Your objective:
Show all lines of the listing that hold the word "fatturato".

* start Extracted records *

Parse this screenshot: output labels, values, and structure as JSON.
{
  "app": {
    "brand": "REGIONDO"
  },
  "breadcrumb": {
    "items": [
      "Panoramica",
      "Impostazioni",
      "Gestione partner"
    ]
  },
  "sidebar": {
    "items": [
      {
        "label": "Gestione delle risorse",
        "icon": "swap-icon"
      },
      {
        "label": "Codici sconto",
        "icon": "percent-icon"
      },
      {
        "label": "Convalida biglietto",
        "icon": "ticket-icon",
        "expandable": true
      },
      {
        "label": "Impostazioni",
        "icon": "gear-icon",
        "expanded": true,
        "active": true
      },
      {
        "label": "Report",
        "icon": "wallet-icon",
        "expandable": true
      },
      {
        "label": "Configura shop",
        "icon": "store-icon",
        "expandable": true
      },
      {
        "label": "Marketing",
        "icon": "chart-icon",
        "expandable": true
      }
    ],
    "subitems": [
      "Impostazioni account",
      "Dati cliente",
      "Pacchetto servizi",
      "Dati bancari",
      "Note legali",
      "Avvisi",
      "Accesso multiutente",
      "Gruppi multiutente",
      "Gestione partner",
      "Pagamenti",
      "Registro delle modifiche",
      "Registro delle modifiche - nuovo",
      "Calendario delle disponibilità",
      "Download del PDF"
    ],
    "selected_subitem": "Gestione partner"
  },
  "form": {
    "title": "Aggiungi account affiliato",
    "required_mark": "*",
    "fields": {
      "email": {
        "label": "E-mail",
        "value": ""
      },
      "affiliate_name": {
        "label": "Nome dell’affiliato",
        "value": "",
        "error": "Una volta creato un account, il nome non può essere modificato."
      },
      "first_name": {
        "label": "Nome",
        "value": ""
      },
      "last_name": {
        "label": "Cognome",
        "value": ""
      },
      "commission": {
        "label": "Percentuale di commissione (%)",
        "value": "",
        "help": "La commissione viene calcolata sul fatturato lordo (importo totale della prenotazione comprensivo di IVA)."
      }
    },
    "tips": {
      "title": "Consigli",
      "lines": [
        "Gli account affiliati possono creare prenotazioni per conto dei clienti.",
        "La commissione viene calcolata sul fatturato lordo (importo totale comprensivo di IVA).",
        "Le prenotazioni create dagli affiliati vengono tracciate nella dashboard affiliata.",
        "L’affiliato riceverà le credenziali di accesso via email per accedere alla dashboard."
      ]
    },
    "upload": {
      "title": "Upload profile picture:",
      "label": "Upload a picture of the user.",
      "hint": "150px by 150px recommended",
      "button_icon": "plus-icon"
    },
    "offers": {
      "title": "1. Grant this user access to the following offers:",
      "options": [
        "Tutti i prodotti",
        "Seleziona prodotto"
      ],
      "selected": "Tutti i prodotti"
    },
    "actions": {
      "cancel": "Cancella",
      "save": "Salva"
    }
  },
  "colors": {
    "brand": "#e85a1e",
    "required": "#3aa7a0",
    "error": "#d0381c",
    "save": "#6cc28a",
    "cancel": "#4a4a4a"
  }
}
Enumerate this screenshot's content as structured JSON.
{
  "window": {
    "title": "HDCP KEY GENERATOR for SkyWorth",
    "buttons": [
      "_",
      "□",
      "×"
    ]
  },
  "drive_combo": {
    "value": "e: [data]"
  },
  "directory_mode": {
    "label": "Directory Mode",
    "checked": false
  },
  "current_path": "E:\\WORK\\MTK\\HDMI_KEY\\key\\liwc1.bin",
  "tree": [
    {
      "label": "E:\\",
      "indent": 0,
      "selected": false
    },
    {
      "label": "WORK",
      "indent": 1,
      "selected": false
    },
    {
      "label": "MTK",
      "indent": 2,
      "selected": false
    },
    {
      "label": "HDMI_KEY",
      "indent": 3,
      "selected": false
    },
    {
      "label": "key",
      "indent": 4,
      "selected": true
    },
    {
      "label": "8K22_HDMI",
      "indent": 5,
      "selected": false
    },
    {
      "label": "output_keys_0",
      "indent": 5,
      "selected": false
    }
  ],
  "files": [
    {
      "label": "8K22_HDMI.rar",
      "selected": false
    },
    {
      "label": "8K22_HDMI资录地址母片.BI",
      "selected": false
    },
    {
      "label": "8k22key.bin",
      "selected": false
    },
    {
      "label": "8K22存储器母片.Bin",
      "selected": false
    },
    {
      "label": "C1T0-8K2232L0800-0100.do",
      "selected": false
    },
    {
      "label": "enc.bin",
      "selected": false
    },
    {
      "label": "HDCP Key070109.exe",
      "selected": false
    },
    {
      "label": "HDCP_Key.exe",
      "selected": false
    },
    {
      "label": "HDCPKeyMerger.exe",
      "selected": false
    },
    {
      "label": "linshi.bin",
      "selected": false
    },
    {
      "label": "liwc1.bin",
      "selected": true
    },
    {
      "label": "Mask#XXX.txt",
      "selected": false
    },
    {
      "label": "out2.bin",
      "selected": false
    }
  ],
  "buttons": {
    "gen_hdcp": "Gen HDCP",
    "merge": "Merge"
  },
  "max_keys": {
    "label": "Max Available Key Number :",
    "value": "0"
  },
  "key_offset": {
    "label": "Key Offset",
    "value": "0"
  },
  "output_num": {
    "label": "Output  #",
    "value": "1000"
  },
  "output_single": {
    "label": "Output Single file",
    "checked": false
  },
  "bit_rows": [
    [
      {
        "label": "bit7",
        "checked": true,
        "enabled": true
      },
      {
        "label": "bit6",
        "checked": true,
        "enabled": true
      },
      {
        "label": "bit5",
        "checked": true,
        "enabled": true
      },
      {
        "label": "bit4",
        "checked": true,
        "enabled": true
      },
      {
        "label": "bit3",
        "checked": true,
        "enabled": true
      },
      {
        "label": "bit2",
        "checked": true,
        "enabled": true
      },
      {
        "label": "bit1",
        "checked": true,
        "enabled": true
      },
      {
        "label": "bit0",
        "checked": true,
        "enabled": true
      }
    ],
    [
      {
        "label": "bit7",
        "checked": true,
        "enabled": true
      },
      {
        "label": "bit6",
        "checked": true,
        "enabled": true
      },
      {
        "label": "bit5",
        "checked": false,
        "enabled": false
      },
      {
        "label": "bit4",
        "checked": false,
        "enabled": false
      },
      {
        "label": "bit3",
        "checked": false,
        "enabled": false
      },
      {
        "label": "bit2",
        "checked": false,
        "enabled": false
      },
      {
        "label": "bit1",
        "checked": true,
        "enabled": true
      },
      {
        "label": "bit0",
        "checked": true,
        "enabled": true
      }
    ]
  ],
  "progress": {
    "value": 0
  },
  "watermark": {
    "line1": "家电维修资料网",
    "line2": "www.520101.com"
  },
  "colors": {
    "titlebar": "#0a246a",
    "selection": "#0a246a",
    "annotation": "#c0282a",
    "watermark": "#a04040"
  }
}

* end Extracted records *

Written answer:
        "help": "La commissione viene calcolata sul fatturato lordo (importo totale della prenotazione comprensivo di IVA)."
        "La commissione viene calcolata sul fatturato lordo (importo totale comprensivo di IVA).",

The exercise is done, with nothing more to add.